» Work required: Restate the whole listing word for word. Pictures are left out.

* Start *

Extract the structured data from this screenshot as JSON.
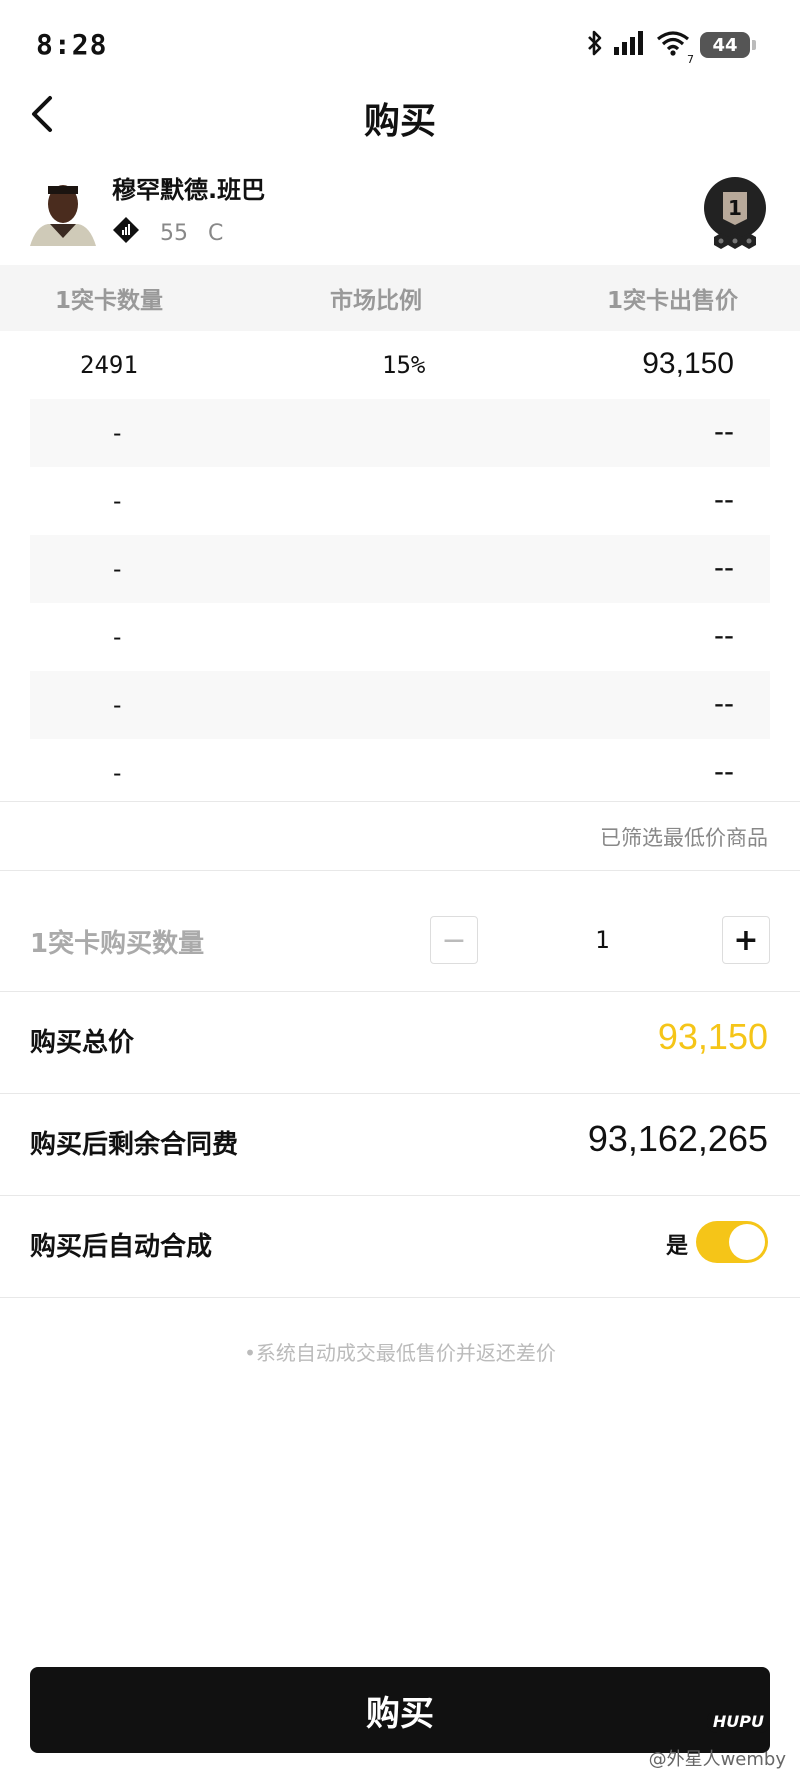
{
  "status_bar": {
    "time": "8:28",
    "battery": "44",
    "wifi_sub": "7"
  },
  "nav": {
    "title": "购买"
  },
  "player": {
    "name": "穆罕默德.班巴",
    "rating": "55",
    "position": "C",
    "rank": "1"
  },
  "table": {
    "headers": {
      "qty": "1突卡数量",
      "ratio": "市场比例",
      "price": "1突卡出售价"
    },
    "rows": [
      {
        "qty": "2491",
        "ratio": "15%",
        "price": "93,150"
      },
      {
        "qty": "-",
        "ratio": "",
        "price": "--"
      },
      {
        "qty": "-",
        "ratio": "",
        "price": "--"
      },
      {
        "qty": "-",
        "ratio": "",
        "price": "--"
      },
      {
        "qty": "-",
        "ratio": "",
        "price": "--"
      },
      {
        "qty": "-",
        "ratio": "",
        "price": "--"
      },
      {
        "qty": "-",
        "ratio": "",
        "price": "--"
      }
    ]
  },
  "filter_note": "已筛选最低价商品",
  "purchase": {
    "qty_label": "1突卡购买数量",
    "qty_value": "1",
    "minus": "−",
    "plus": "+",
    "total_label": "购买总价",
    "total_value": "93,150",
    "remaining_label": "购买后剩余合同费",
    "remaining_value": "93,162,265",
    "auto_label": "购买后自动合成",
    "auto_toggle_label": "是",
    "auto_enabled": true
  },
  "disclaimer": "•系统自动成交最低售价并返还差价",
  "buy_button": "购买",
  "watermark": {
    "logo": "HUPU",
    "text": "@外星人wemby"
  },
  "colors": {
    "accent": "#f5c518",
    "button": "#111111"
  }
}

* End *

» Answer:
Extract the structured data from this screenshot as JSON.
{
  "status_bar": {
    "time": "8:28",
    "battery": "44",
    "wifi_sub": "7"
  },
  "nav": {
    "title": "购买"
  },
  "player": {
    "name": "穆罕默德.班巴",
    "rating": "55",
    "position": "C",
    "rank": "1"
  },
  "table": {
    "headers": {
      "qty": "1突卡数量",
      "ratio": "市场比例",
      "price": "1突卡出售价"
    },
    "rows": [
      {
        "qty": "2491",
        "ratio": "15%",
        "price": "93,150"
      },
      {
        "qty": "-",
        "ratio": "",
        "price": "--"
      },
      {
        "qty": "-",
        "ratio": "",
        "price": "--"
      },
      {
        "qty": "-",
        "ratio": "",
        "price": "--"
      },
      {
        "qty": "-",
        "ratio": "",
        "price": "--"
      },
      {
        "qty": "-",
        "ratio": "",
        "price": "--"
      },
      {
        "qty": "-",
        "ratio": "",
        "price": "--"
      }
    ]
  },
  "filter_note": "已筛选最低价商品",
  "purchase": {
    "qty_label": "1突卡购买数量",
    "qty_value": "1",
    "minus": "−",
    "plus": "+",
    "total_label": "购买总价",
    "total_value": "93,150",
    "remaining_label": "购买后剩余合同费",
    "remaining_value": "93,162,265",
    "auto_label": "购买后自动合成",
    "auto_toggle_label": "是",
    "auto_enabled": true
  },
  "disclaimer": "•系统自动成交最低售价并返还差价",
  "buy_button": "购买",
  "watermark": {
    "logo": "HUPU",
    "text": "@外星人wemby"
  },
  "colors": {
    "accent": "#f5c518",
    "button": "#111111"
  }
}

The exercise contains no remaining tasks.